▸ INSTRUCTIONS FOR THE TASK
Copy out all lines that carry the word "content".

▸ SOURCE RECORDS
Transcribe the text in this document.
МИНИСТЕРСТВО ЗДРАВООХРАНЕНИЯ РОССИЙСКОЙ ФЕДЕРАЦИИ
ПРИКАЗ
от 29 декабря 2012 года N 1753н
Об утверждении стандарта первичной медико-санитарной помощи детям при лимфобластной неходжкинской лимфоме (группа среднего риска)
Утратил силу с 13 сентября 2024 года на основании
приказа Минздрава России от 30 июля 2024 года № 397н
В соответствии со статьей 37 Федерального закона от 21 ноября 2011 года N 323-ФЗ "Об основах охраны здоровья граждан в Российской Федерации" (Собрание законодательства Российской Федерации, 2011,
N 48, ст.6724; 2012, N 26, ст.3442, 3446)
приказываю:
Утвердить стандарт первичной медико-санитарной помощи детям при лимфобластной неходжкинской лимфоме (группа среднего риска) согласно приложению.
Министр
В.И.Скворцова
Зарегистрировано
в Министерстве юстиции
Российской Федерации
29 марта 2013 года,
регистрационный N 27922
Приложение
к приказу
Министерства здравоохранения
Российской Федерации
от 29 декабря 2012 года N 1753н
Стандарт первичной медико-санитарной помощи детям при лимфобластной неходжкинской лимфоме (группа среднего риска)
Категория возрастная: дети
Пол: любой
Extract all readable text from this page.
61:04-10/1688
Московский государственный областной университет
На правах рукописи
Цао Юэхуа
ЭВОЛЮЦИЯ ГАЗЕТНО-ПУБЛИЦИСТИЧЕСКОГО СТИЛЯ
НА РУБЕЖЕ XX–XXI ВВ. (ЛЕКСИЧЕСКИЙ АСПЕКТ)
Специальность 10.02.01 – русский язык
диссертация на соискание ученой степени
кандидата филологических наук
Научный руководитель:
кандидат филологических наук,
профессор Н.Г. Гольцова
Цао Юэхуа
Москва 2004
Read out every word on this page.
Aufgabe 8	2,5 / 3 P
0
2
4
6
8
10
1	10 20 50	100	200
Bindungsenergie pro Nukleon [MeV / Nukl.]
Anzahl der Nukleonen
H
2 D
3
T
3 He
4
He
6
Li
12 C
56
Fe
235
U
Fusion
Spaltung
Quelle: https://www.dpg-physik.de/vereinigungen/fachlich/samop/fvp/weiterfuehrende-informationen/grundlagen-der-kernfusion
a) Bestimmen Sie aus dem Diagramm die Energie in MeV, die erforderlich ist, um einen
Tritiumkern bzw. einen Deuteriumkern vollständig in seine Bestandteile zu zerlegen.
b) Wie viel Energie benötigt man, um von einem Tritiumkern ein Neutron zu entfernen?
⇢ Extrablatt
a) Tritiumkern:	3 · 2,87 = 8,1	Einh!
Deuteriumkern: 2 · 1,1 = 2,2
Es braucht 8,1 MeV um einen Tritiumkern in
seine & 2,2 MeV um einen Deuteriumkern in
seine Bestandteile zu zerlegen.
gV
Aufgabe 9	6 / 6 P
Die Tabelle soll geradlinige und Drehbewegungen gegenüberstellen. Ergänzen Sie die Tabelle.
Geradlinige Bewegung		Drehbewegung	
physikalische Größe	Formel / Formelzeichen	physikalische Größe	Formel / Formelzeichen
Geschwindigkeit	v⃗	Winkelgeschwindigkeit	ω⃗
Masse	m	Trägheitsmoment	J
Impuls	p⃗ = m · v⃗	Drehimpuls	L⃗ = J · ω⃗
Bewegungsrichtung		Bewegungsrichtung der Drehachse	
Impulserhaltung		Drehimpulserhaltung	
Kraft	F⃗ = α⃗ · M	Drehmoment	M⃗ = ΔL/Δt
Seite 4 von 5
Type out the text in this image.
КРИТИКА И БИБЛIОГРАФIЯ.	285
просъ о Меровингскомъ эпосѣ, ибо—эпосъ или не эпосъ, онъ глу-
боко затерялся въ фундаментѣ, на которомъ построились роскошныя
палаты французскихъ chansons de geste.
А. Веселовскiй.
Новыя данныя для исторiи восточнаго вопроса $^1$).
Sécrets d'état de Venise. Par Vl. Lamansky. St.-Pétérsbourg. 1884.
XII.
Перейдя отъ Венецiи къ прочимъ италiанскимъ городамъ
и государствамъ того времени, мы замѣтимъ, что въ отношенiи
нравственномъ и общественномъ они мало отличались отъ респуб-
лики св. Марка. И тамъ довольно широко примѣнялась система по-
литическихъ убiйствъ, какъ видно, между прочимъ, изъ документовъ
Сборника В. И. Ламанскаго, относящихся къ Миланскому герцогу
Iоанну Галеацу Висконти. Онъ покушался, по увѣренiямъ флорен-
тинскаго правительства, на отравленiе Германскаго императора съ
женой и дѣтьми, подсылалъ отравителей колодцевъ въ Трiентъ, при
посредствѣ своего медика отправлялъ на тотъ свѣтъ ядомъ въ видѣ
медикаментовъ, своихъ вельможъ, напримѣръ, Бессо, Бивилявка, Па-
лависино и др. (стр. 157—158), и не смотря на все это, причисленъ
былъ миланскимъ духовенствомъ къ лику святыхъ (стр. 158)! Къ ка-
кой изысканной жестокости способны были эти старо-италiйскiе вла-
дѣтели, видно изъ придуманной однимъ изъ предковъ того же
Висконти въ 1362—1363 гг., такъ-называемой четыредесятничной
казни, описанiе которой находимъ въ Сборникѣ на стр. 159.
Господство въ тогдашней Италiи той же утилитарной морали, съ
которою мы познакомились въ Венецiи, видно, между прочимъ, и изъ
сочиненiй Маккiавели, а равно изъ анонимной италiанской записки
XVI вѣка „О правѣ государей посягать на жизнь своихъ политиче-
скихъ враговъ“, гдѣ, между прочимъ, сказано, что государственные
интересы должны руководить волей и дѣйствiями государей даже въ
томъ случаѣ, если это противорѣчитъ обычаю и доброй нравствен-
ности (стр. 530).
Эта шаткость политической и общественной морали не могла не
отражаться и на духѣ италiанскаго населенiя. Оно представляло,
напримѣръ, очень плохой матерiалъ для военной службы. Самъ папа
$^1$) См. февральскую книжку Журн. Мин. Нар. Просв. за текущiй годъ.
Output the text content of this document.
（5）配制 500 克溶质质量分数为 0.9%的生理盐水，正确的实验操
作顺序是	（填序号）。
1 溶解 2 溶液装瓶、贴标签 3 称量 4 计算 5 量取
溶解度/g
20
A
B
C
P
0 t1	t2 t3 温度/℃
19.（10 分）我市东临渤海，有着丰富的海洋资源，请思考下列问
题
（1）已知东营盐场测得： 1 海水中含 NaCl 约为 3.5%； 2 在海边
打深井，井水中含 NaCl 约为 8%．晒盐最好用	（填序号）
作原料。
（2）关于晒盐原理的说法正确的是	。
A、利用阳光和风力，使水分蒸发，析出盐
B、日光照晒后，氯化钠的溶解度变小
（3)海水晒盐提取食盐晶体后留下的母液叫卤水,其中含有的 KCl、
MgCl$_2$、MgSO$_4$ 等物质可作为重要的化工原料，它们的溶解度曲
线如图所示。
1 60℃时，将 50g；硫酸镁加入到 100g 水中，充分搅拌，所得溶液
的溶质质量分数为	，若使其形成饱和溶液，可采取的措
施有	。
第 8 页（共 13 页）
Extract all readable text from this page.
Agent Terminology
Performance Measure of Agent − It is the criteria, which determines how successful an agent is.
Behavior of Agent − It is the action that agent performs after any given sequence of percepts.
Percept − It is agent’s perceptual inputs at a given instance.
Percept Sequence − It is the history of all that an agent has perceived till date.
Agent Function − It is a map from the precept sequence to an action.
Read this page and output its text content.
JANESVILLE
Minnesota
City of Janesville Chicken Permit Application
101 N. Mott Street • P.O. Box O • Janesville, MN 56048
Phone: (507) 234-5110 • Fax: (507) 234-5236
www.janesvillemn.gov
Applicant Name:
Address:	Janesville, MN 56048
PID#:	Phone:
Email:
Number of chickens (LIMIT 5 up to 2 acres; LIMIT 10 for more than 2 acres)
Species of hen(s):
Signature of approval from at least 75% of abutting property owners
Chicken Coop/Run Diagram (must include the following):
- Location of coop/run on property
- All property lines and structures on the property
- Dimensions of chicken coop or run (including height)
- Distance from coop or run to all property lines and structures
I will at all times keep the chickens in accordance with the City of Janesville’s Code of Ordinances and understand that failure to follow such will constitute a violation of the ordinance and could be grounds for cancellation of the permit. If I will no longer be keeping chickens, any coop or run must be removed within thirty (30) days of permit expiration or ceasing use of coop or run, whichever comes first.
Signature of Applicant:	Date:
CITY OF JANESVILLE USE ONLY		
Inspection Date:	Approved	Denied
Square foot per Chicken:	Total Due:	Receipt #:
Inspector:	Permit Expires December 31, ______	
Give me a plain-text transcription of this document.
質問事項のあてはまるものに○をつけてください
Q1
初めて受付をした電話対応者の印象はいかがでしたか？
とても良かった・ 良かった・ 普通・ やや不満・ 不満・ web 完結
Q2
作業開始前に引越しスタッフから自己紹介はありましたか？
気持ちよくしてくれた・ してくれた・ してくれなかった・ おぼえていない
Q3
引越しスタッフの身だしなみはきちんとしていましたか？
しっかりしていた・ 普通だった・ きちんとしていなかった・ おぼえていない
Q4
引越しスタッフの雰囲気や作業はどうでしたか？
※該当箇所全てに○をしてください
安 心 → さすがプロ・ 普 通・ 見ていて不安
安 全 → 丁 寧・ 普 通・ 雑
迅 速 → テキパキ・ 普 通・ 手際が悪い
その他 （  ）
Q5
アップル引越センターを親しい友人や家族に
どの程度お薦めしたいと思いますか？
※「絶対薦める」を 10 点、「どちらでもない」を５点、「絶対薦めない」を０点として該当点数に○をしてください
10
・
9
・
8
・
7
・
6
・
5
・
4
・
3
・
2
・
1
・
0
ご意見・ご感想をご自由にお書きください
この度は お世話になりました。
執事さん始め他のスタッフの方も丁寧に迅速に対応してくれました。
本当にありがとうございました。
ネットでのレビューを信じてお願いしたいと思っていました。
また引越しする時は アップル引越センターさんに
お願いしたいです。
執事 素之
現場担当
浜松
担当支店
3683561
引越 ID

▸ WRITTEN SOLUTION
Output the text content of this document.
Read this page and output its text content.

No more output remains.